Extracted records
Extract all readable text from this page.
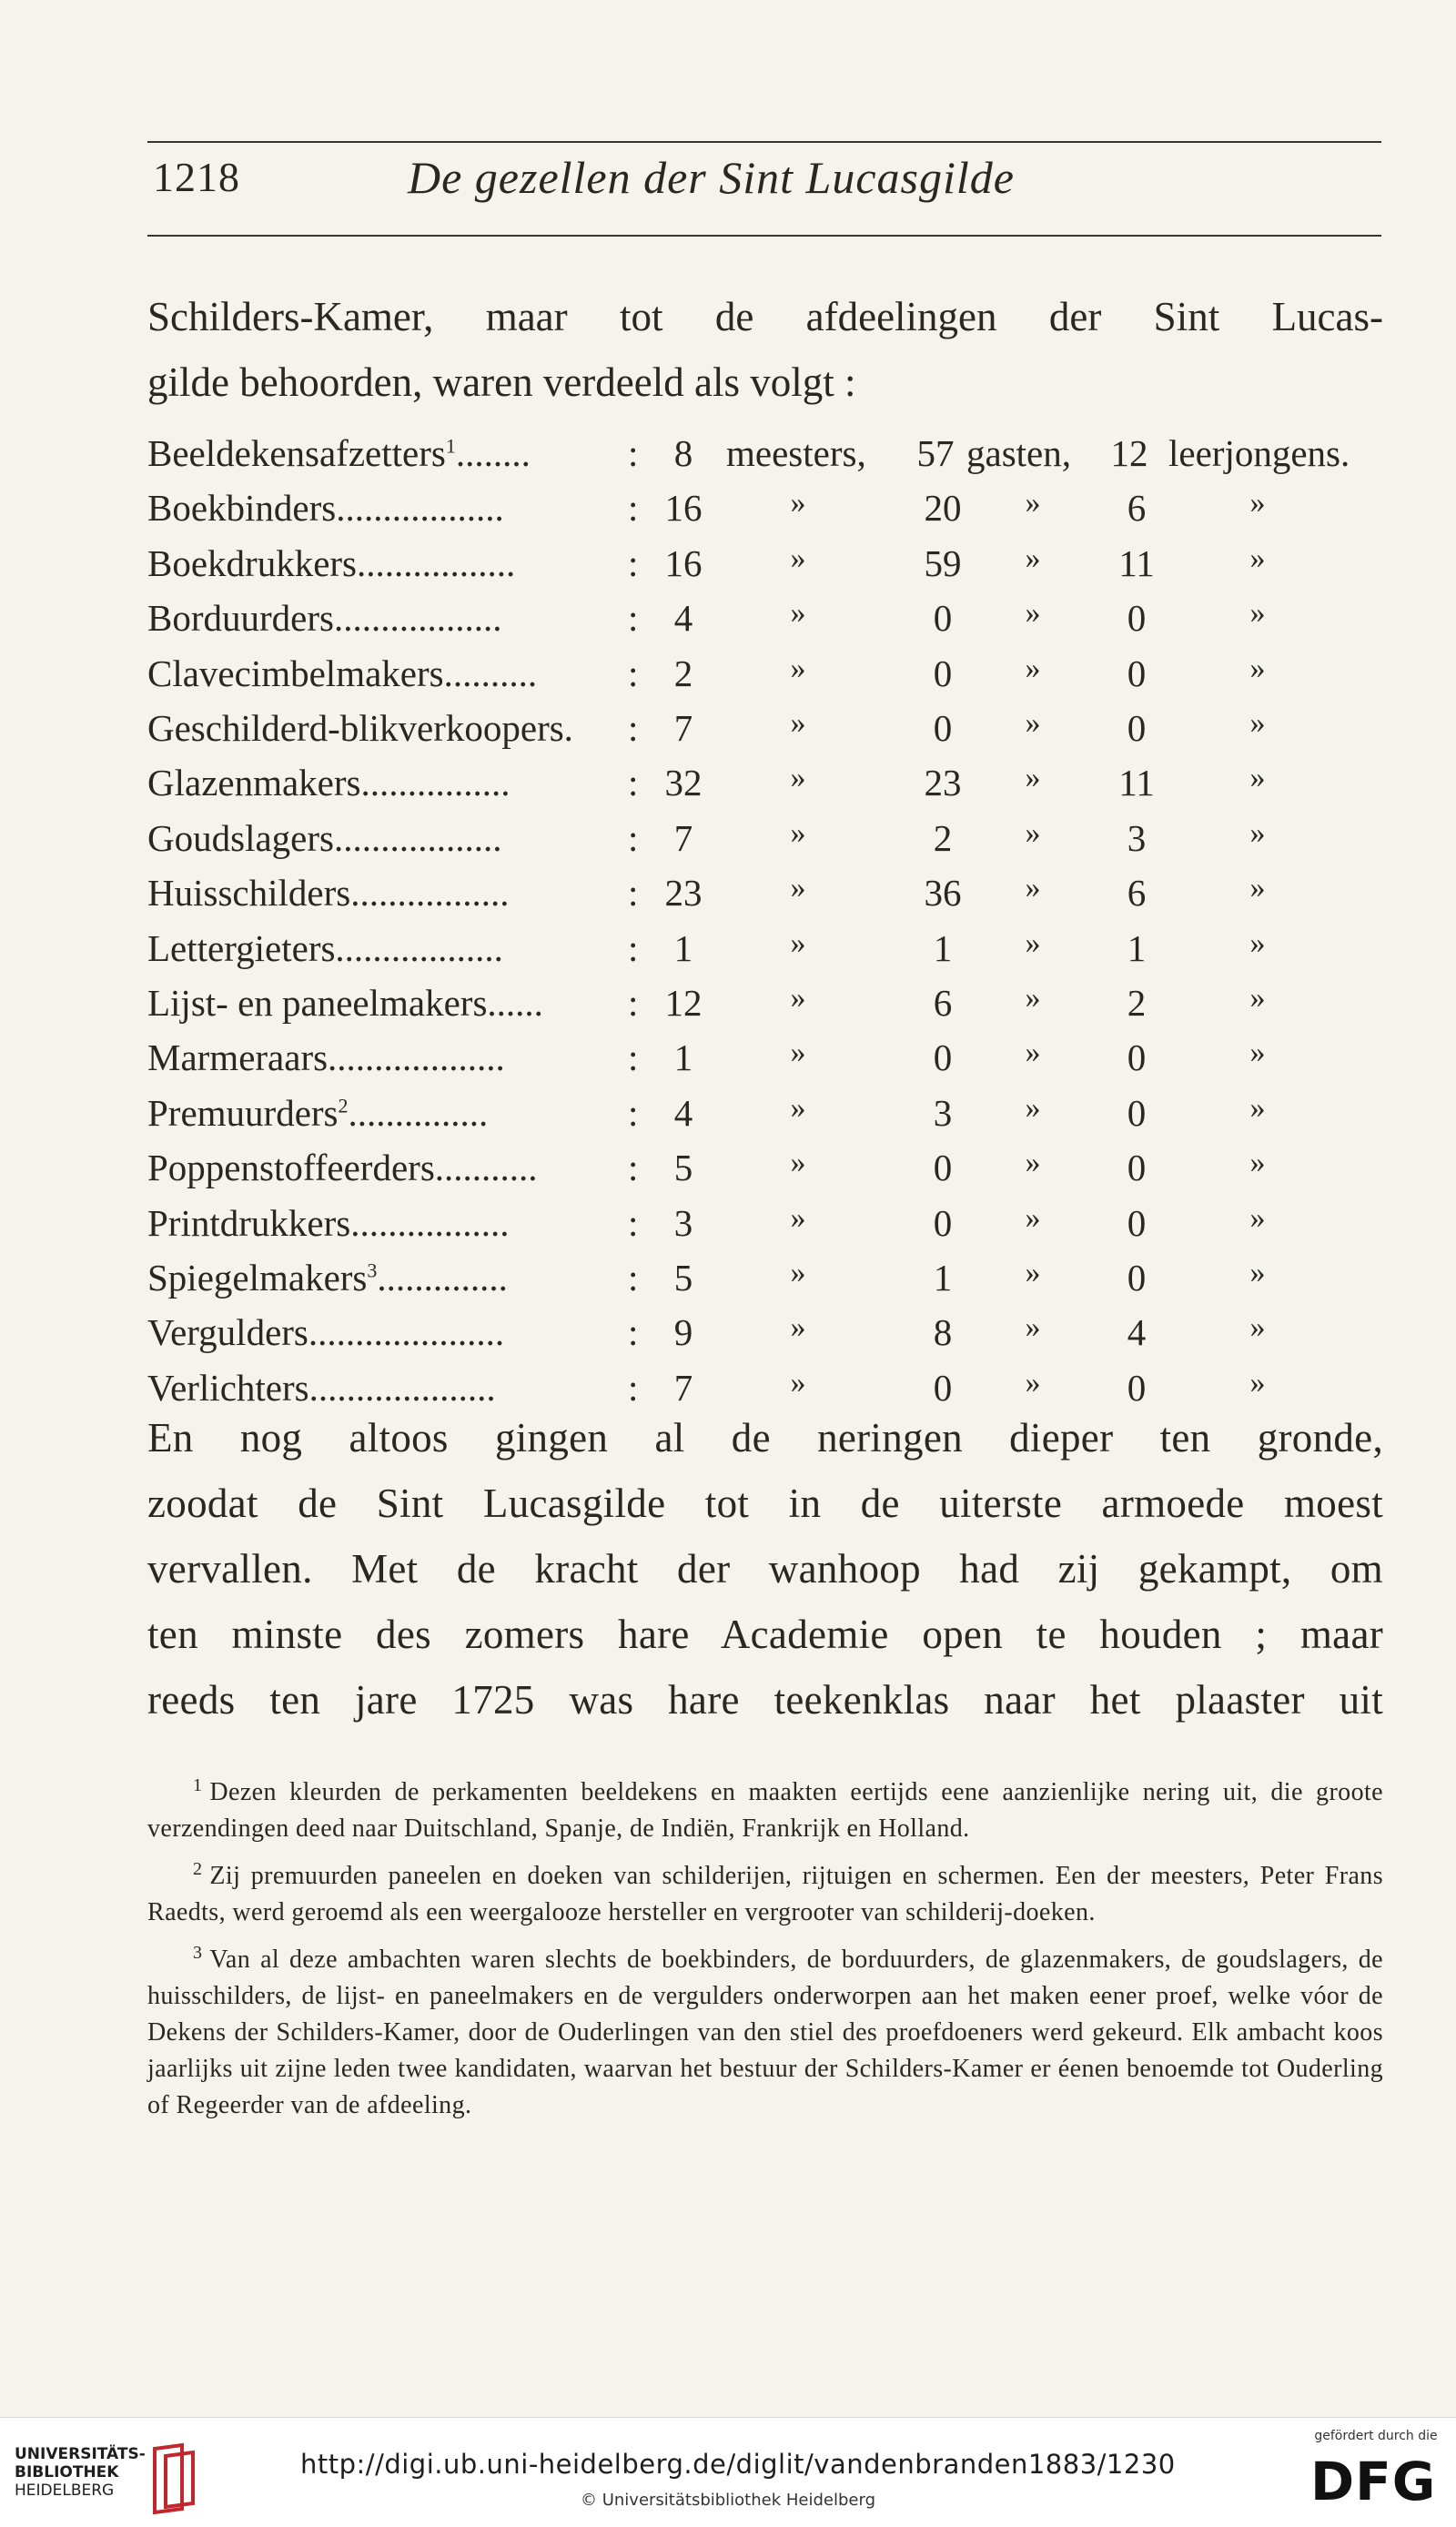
1218	De gezellen der Sint Lucasgilde
Schilders-Kamer, maar tot de afdeelingen der Sint Lucas-
gilde behoorden, waren verdeeld als volgt :
Beeldekensafzetters$^1$........	: 8 meesters,	57 gasten,	12 leerjongens.
Boekbinders..................	: 16	»	20	»	6	»
Boekdrukkers.................	: 16	»	59	»	11	»
Borduurders..................	: 4	»	0	»	0	»
Clavecimbelmakers.......... : 2	»	0	»	0	»
Geschilderd-blikverkoopers. : 7	»	0	»	0	»
Glazenmakers................	: 32	»	23	»	11	»
Goudslagers..................	: 7	»	2	»	3	»
Huisschilders.................	: 23	»	36	»	6	»
Lettergieters..................	: 1	»	1	»	1	»
Lijst- en paneelmakers...... : 12	»	6	»	2	»
Marmeraars...................	: 1	»	0	»	0	»
Premuurders$^2$...............	: 4	»	3	»	0	»
Poppenstoffeerders........... : 5	»	0	»	0	»
Printdrukkers.................	: 3	»	0	»	0	»
Spiegelmakers$^3$..............	: 5	»	1	»	0	»
Vergulders.....................	: 9	»	8	»	4	»
Verlichters....................	: 7	»	0	»	0	»
En nog altoos gingen al de neringen dieper ten gronde,
zoodat de Sint Lucasgilde tot in de uiterste armoede moest
vervallen. Met de kracht der wanhoop had zij gekampt, om
ten minste des zomers hare Academie open te houden ; maar
reeds ten jare 1725 was hare teekenklas naar het plaaster uit

$^1$ Dezen kleurden de perkamenten beeldekens en maakten eertijds eene aanzienlijke nering uit, die groote verzendingen deed naar Duitschland, Spanje, de Indiën, Frankrijk en Holland.

$^2$ Zij premuurden paneelen en doeken van schilderijen, rijtuigen en schermen. Een der meesters, Peter Frans Raedts, werd geroemd als een weergalooze hersteller en vergrooter van schilderij-doeken.

$^3$ Van al deze ambachten waren slechts de boekbinders, de borduurders, de glazenmakers, de goudslagers, de huisschilders, de lijst- en paneelmakers en de vergulders onderworpen aan het maken eener proef, welke vóor de Dekens der Schilders-Kamer, door de Ouderlingen van den stiel des proefdoeners werd gekeurd. Elk ambacht koos jaarlijks uit zijne leden twee kandidaten, waarvan het bestuur der Schilders-Kamer er éenen benoemde tot Ouderling of Regeerder van de afdeeling.

UNIVERSITÄTS-
BIBLIOTHEK
HEIDELBERG
http://digi.ub.uni-heidelberg.de/diglit/vandenbranden1883/1230
© Universitätsbibliothek Heidelberg
gefördert durch die
DFG
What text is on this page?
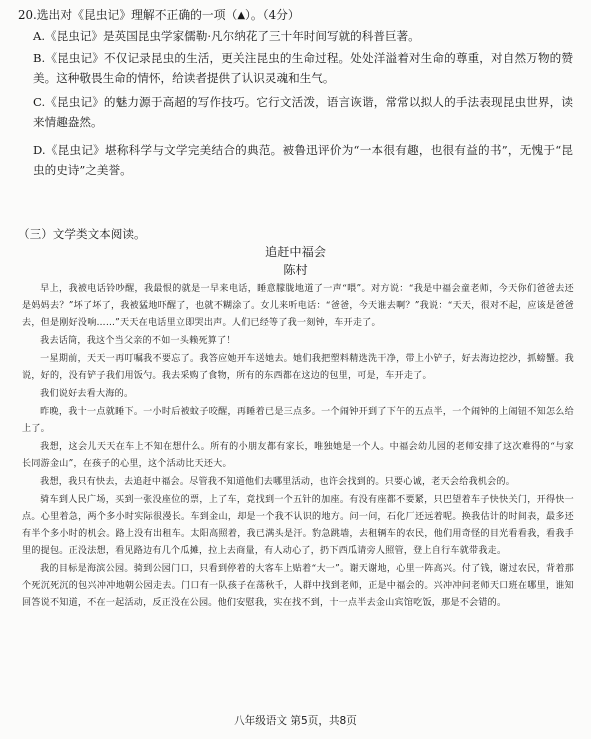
20.选出对《昆虫记》理解不正确的一项（▲）。（4分）
A.《昆虫记》是英国昆虫学家儒勒·凡尔纳花了三十年时间写就的科普巨著。
B.《昆虫记》不仅记录昆虫的生活，更关注昆虫的生命过程。处处洋溢着对生命的尊重，对自然万物的赞美。这种敬畏生命的情怀，给读者提供了认识灵魂和生气。
C.《昆虫记》的魅力源于高超的写作技巧。它行文活泼，语言诙谐，常常以拟人的手法表现昆虫世界，读来情趣盎然。
D.《昆虫记》堪称科学与文学完美结合的典范。被鲁迅评价为“一本很有趣，也很有益的书”，无愧于“昆虫的史诗”之美誉。
（三）文学类文本阅读。
追赶中福会
陈村
早上，我被电话铃吵醒，我最恨的就是一早来电话，睡意朦胧地道了一声“喂”。对方说：“我是中福会童老师，今天你们爸爸去还是妈妈去？”坏了坏了，我被猛地吓醒了，也就不糊涂了。女儿来听电话：“爸爸，今天谁去啊？”我说：“天天，很对不起，应该是爸爸去，但是刚好没响……”天天在电话里立即哭出声。人们已经等了我一刻钟，车开走了。
我去话筒，我这个当父亲的不如一头赖死算了！
一星期前，天天一再叮嘱我不要忘了。我答应她开车送她去。她们我把塑料精选洗干净，带上小铲子，好去海边挖沙，抓螃蟹。我说，好的，没有铲子我们用饭勺。我去采购了食物，所有的东西都在这边的包里，可是，车开走了。
我们说好去看大海的。
昨晚，我十一点就睡下。一小时后被蚊子咬醒，再睡着已是三点多。一个闹钟开到了下午的五点半，一个闹钟的上闹钮不知怎么给上了。
我想，这会儿天天在车上不知在想什么。所有的小朋友都有家长，唯独她是一个人。中福会幼儿园的老师安排了这次难得的“与家长同游金山”，在孩子的心里，这个活动比天还大。
我想，我只有快去，去追赶中福会。尽管我不知道他们去哪里活动，也许会找到的。只要心诚，老天会给我机会的。
骑车到人民广场，买到一张没座位的票，上了车，竟找到一个五针的加座。有没有座都不要紧，只巴望着车子快快关门，开得快一点。心里着急，两个多小时实际很漫长。车到金山，却是一个我不认识的地方。问一问，石化厂还远着呢。换我估计的时间表，最多还有半个多小时的机会。路上没有出租车。太阳高照着，我已满头是汗。豹急跳墙，去租辆车的农民，他们用奇怪的目光看看我，看我手里的提包。正没法想，看见路边有几个瓜摊，拉上去商量，有人动心了，扔下西瓜请旁人照管，登上自行车就带我走。
我的目标是海滨公园。骑到公园门口，只看到停着的大客车上贴着“大一”。谢天谢地，心里一阵高兴。付了钱，谢过农民，背着那个死沉死沉的包兴冲冲地朝公园走去。门口有一队孩子在荡秋千，人群中找到老师，正是中福会的。兴冲冲问老师天口班在哪里，谁知回答说不知道，不在一起活动，反正没在公园。他们安慰我，实在找不到，十一点半去金山宾馆吃饭，那是不会错的。
八年级语文 第5页，共8页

## Work instructions
Report each line in the data that holds the word "hare".

## Complete answer
ten minste des zomers hare Academie open te houden ; maar
reeds ten jare 1725 was hare teekenklas naar het plaaster uit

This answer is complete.